Source records ->
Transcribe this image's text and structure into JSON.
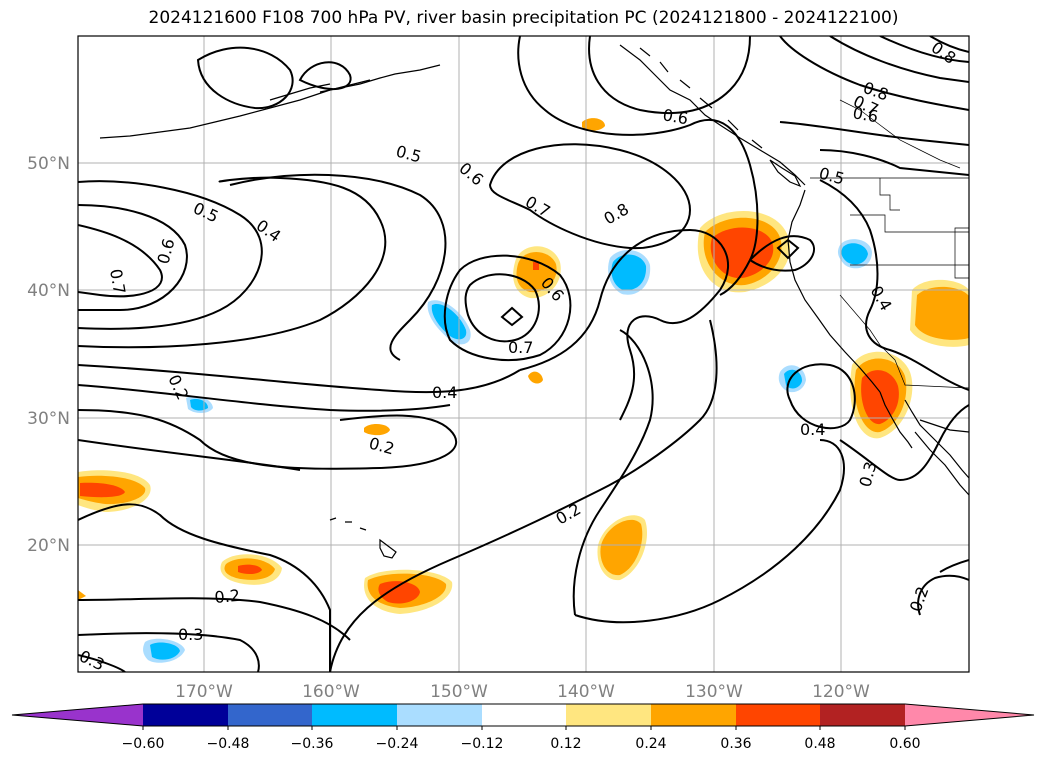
{
  "title": "2024121600 F108 700 hPa PV, river basin precipitation PC (2024121800 - 2024122100)",
  "lat_labels": [
    "50°N",
    "40°N",
    "30°N",
    "20°N"
  ],
  "lon_labels": [
    "170°W",
    "160°W",
    "150°W",
    "140°W",
    "130°W",
    "120°W"
  ],
  "contour_labels": {
    "c1": "0.7",
    "c2": "0.6",
    "c3": "0.5",
    "c4": "0.4",
    "c5": "0.5",
    "c6": "0.6",
    "c7": "0.7",
    "c8": "0.8",
    "c9": "0.6",
    "c10": "0.7",
    "c11": "0.4",
    "c12": "0.2",
    "c13": "0.2",
    "c14": "0.2",
    "c15": "0.2",
    "c16": "0.3",
    "c17": "0.3",
    "c18": "0.4",
    "c19": "0.3",
    "c20": "0.2",
    "c21": "0.8",
    "c22": "0.7",
    "c23": "0.6",
    "c24": "0.5",
    "c25": "0.4",
    "c26": "0.8",
    "c27": "0.6"
  },
  "colorbar": {
    "ticks": [
      "−0.60",
      "−0.48",
      "−0.36",
      "−0.24",
      "−0.12",
      "0.12",
      "0.24",
      "0.36",
      "0.48",
      "0.60"
    ],
    "colors": [
      "#9933cc",
      "#000099",
      "#3366cc",
      "#00bbff",
      "#aaddff",
      "#ffffff",
      "#ffe680",
      "#ffa500",
      "#ff4500",
      "#b22222",
      "#ff88aa",
      "#ff88aa"
    ]
  },
  "legend_colors": {
    "neg_light": "#aaddff",
    "neg_mid": "#00bbff",
    "pos_light": "#ffe680",
    "pos_mid": "#ffa500",
    "pos_strong": "#ff4500"
  }
}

The problem ->
Output all the records, word for word, with no pictures in the copy.

Solution for this problem ->
Transcribe this image's text and structure into JSON.
{
  "title": "2024121600 F108 700 hPa PV, river basin precipitation PC (2024121800 - 2024122100)",
  "lat_labels": [
    "50°N",
    "40°N",
    "30°N",
    "20°N"
  ],
  "lon_labels": [
    "170°W",
    "160°W",
    "150°W",
    "140°W",
    "130°W",
    "120°W"
  ],
  "contour_labels": {
    "c1": "0.7",
    "c2": "0.6",
    "c3": "0.5",
    "c4": "0.4",
    "c5": "0.5",
    "c6": "0.6",
    "c7": "0.7",
    "c8": "0.8",
    "c9": "0.6",
    "c10": "0.7",
    "c11": "0.4",
    "c12": "0.2",
    "c13": "0.2",
    "c14": "0.2",
    "c15": "0.2",
    "c16": "0.3",
    "c17": "0.3",
    "c18": "0.4",
    "c19": "0.3",
    "c20": "0.2",
    "c21": "0.8",
    "c22": "0.7",
    "c23": "0.6",
    "c24": "0.5",
    "c25": "0.4",
    "c26": "0.8",
    "c27": "0.6"
  },
  "colorbar": {
    "ticks": [
      "−0.60",
      "−0.48",
      "−0.36",
      "−0.24",
      "−0.12",
      "0.12",
      "0.24",
      "0.36",
      "0.48",
      "0.60"
    ],
    "colors": [
      "#9933cc",
      "#000099",
      "#3366cc",
      "#00bbff",
      "#aaddff",
      "#ffffff",
      "#ffe680",
      "#ffa500",
      "#ff4500",
      "#b22222",
      "#ff88aa",
      "#ff88aa"
    ]
  },
  "legend_colors": {
    "neg_light": "#aaddff",
    "neg_mid": "#00bbff",
    "pos_light": "#ffe680",
    "pos_mid": "#ffa500",
    "pos_strong": "#ff4500"
  }
}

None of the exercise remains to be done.